§ AIM OF THE EXERCISE:
Examine each line of the data. Copy those that contain the string "toastsuft".

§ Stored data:
-- Start --

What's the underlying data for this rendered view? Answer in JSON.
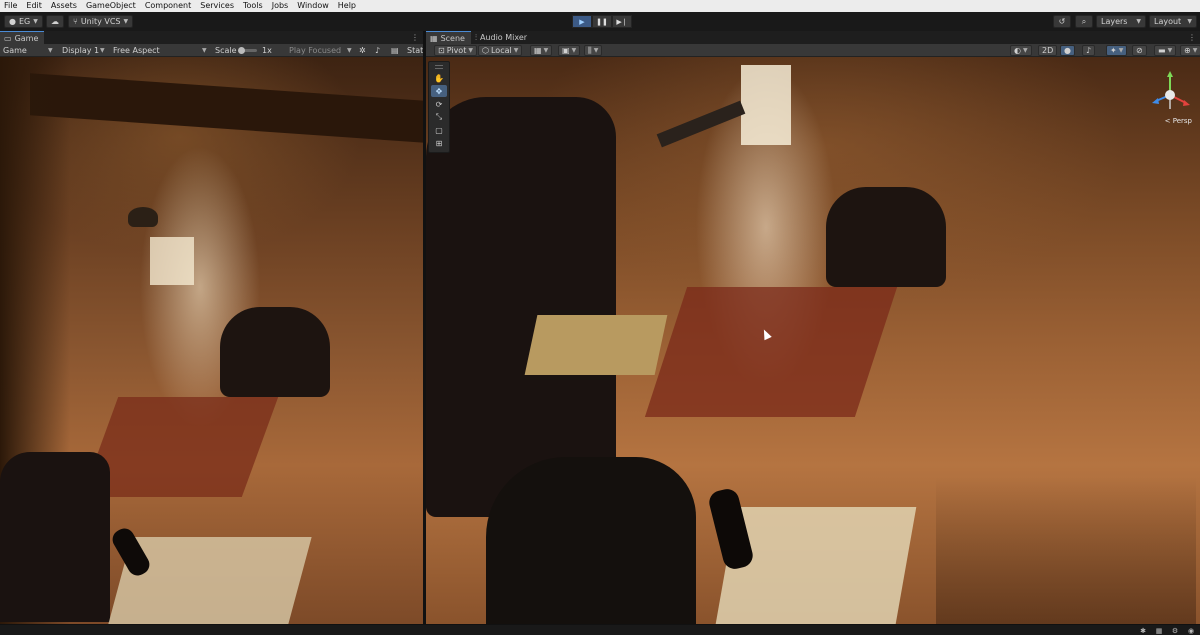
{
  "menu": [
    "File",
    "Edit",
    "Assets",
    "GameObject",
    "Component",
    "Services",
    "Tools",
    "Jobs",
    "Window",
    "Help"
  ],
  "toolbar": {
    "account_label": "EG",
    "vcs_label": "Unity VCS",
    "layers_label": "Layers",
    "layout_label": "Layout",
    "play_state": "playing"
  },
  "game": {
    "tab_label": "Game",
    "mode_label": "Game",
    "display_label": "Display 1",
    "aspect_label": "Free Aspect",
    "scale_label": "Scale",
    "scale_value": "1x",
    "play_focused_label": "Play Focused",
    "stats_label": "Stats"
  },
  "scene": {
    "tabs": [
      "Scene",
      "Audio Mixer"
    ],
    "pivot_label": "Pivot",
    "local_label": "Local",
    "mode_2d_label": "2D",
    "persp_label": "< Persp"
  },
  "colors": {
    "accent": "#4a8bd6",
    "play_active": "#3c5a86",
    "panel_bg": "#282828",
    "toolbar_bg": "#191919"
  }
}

-- End --
-- Start --

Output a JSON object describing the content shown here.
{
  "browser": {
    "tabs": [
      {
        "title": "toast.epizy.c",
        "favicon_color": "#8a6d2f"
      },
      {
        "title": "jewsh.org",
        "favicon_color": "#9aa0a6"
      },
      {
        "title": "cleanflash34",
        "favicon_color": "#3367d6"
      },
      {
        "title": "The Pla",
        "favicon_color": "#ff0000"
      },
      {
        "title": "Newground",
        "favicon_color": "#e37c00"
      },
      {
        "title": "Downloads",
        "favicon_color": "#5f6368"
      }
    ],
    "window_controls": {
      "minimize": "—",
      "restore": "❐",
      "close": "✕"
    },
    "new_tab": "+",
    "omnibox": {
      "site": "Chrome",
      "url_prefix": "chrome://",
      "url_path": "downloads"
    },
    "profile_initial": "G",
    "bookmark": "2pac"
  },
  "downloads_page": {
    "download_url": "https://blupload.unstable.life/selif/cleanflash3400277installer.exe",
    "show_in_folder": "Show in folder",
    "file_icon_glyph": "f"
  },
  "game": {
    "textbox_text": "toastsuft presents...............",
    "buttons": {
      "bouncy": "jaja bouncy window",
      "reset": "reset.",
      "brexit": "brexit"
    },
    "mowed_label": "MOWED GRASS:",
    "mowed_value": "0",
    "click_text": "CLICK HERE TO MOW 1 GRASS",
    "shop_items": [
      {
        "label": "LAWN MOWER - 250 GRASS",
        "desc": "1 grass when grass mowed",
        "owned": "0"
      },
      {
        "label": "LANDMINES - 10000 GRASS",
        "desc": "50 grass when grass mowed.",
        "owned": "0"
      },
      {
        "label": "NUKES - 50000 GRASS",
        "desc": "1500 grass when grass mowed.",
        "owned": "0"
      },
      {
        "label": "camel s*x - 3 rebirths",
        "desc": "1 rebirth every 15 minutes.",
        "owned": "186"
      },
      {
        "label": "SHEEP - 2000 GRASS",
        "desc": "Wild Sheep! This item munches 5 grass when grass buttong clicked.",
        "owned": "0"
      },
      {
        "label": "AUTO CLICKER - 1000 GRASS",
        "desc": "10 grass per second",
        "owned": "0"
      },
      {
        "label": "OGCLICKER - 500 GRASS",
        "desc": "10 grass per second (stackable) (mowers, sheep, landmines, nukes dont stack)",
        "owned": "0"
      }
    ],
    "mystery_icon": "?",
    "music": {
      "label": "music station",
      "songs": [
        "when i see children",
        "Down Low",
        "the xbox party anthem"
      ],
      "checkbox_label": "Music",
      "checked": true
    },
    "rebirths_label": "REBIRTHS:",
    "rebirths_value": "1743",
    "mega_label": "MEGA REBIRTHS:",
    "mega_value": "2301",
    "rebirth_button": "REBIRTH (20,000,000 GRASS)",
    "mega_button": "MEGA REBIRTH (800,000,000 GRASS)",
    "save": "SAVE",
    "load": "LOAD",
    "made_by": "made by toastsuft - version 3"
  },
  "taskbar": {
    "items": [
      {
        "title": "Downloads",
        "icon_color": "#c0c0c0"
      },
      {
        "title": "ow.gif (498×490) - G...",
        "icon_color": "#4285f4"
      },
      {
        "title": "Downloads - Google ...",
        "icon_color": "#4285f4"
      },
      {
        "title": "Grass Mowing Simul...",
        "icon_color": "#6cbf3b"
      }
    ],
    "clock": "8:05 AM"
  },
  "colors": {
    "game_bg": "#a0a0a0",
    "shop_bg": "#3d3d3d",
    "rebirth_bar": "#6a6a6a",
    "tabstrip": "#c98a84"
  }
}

-- End --

§ RESPONSE:
    "textbox_text": "toastsuft presents...............",
    "made_by": "made by toastsuft - version 3"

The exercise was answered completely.